**Given problem:** Restate the records in their entirety, word for word.

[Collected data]
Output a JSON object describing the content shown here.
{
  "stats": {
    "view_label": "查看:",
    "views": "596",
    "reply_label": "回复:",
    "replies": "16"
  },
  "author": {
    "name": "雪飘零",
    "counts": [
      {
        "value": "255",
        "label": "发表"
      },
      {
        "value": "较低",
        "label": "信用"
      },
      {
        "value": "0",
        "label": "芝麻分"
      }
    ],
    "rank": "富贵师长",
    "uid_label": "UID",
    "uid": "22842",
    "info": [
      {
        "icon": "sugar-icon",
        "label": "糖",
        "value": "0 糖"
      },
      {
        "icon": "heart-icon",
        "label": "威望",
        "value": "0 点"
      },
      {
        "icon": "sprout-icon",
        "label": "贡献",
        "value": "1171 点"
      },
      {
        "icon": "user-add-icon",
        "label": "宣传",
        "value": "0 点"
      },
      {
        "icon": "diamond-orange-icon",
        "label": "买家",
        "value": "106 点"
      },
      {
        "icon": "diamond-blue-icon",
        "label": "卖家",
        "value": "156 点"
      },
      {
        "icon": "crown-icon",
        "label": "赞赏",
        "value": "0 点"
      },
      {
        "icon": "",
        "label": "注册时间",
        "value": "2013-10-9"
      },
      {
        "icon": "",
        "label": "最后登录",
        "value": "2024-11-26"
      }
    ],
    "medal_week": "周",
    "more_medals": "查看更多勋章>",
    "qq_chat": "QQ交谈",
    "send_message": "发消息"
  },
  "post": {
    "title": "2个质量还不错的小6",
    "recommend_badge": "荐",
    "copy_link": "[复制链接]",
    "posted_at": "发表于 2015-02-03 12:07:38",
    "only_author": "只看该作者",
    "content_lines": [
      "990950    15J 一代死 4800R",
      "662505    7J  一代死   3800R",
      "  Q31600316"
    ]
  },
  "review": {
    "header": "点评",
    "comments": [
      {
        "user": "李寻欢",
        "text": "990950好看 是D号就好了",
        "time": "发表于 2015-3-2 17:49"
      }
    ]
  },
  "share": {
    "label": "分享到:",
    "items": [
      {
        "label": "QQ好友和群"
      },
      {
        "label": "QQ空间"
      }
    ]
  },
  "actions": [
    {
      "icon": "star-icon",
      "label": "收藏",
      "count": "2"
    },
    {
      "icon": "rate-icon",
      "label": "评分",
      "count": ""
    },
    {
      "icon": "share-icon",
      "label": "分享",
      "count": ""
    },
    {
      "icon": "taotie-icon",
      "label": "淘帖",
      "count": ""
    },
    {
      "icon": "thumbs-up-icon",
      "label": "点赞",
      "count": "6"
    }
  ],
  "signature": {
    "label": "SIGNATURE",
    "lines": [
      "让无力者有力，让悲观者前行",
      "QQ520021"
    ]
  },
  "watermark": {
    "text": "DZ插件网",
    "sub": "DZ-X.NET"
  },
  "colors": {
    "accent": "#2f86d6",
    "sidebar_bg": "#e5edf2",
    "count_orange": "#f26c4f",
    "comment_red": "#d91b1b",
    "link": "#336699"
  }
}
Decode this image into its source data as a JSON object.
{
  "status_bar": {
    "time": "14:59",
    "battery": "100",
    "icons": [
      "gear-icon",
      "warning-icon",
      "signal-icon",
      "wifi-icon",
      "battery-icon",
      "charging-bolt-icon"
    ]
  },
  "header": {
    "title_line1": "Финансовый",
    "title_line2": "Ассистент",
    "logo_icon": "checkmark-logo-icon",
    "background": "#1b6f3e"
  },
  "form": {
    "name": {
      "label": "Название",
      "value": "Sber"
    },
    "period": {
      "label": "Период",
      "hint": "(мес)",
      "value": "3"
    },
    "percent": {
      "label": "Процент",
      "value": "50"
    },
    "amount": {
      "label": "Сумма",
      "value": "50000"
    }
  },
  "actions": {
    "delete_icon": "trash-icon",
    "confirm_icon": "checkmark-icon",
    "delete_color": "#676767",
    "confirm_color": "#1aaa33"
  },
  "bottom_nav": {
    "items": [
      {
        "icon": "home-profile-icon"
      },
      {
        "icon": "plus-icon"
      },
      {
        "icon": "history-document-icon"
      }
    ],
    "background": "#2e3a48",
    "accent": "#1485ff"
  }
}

**Written answer:**
Output a JSON object describing the content shown here.
{
  "stats": {
    "view_label": "查看:",
    "views": "596",
    "reply_label": "回复:",
    "replies": "16"
  },
  "author": {
    "name": "雪飘零",
    "counts": [
      {
        "value": "255",
        "label": "发表"
      },
      {
        "value": "较低",
        "label": "信用"
      },
      {
        "value": "0",
        "label": "芝麻分"
      }
    ],
    "rank": "富贵师长",
    "uid_label": "UID",
    "uid": "22842",
    "info": [
      {
        "icon": "sugar-icon",
        "label": "糖",
        "value": "0 糖"
      },
      {
        "icon": "heart-icon",
        "label": "威望",
        "value": "0 点"
      },
      {
        "icon": "sprout-icon",
        "label": "贡献",
        "value": "1171 点"
      },
      {
        "icon": "user-add-icon",
        "label": "宣传",
        "value": "0 点"
      },
      {
        "icon": "diamond-orange-icon",
        "label": "买家",
        "value": "106 点"
      },
      {
        "icon": "diamond-blue-icon",
        "label": "卖家",
        "value": "156 点"
      },
      {
        "icon": "crown-icon",
        "label": "赞赏",
        "value": "0 点"
      },
      {
        "icon": "",
        "label": "注册时间",
        "value": "2013-10-9"
      },
      {
        "icon": "",
        "label": "最后登录",
        "value": "2024-11-26"
      }
    ],
    "medal_week": "周",
    "more_medals": "查看更多勋章>",
    "qq_chat": "QQ交谈",
    "send_message": "发消息"
  },
  "post": {
    "title": "2个质量还不错的小6",
    "recommend_badge": "荐",
    "copy_link": "[复制链接]",
    "posted_at": "发表于 2015-02-03 12:07:38",
    "only_author": "只看该作者",
    "content_lines": [
      "990950    15J 一代死 4800R",
      "662505    7J  一代死   3800R",
      "  Q31600316"
    ]
  },
  "review": {
    "header": "点评",
    "comments": [
      {
        "user": "李寻欢",
        "text": "990950好看 是D号就好了",
        "time": "发表于 2015-3-2 17:49"
      }
    ]
  },
  "share": {
    "label": "分享到:",
    "items": [
      {
        "label": "QQ好友和群"
      },
      {
        "label": "QQ空间"
      }
    ]
  },
  "actions": [
    {
      "icon": "star-icon",
      "label": "收藏",
      "count": "2"
    },
    {
      "icon": "rate-icon",
      "label": "评分",
      "count": ""
    },
    {
      "icon": "share-icon",
      "label": "分享",
      "count": ""
    },
    {
      "icon": "taotie-icon",
      "label": "淘帖",
      "count": ""
    },
    {
      "icon": "thumbs-up-icon",
      "label": "点赞",
      "count": "6"
    }
  ],
  "signature": {
    "label": "SIGNATURE",
    "lines": [
      "让无力者有力，让悲观者前行",
      "QQ520021"
    ]
  },
  "watermark": {
    "text": "DZ插件网",
    "sub": "DZ-X.NET"
  },
  "colors": {
    "accent": "#2f86d6",
    "sidebar_bg": "#e5edf2",
    "count_orange": "#f26c4f",
    "comment_red": "#d91b1b",
    "link": "#336699"
  }
}
Decode this image into its source data as a JSON object.
{
  "status_bar": {
    "time": "14:59",
    "battery": "100",
    "icons": [
      "gear-icon",
      "warning-icon",
      "signal-icon",
      "wifi-icon",
      "battery-icon",
      "charging-bolt-icon"
    ]
  },
  "header": {
    "title_line1": "Финансовый",
    "title_line2": "Ассистент",
    "logo_icon": "checkmark-logo-icon",
    "background": "#1b6f3e"
  },
  "form": {
    "name": {
      "label": "Название",
      "value": "Sber"
    },
    "period": {
      "label": "Период",
      "hint": "(мес)",
      "value": "3"
    },
    "percent": {
      "label": "Процент",
      "value": "50"
    },
    "amount": {
      "label": "Сумма",
      "value": "50000"
    }
  },
  "actions": {
    "delete_icon": "trash-icon",
    "confirm_icon": "checkmark-icon",
    "delete_color": "#676767",
    "confirm_color": "#1aaa33"
  },
  "bottom_nav": {
    "items": [
      {
        "icon": "home-profile-icon"
      },
      {
        "icon": "plus-icon"
      },
      {
        "icon": "history-document-icon"
      }
    ],
    "background": "#2e3a48",
    "accent": "#1485ff"
  }
}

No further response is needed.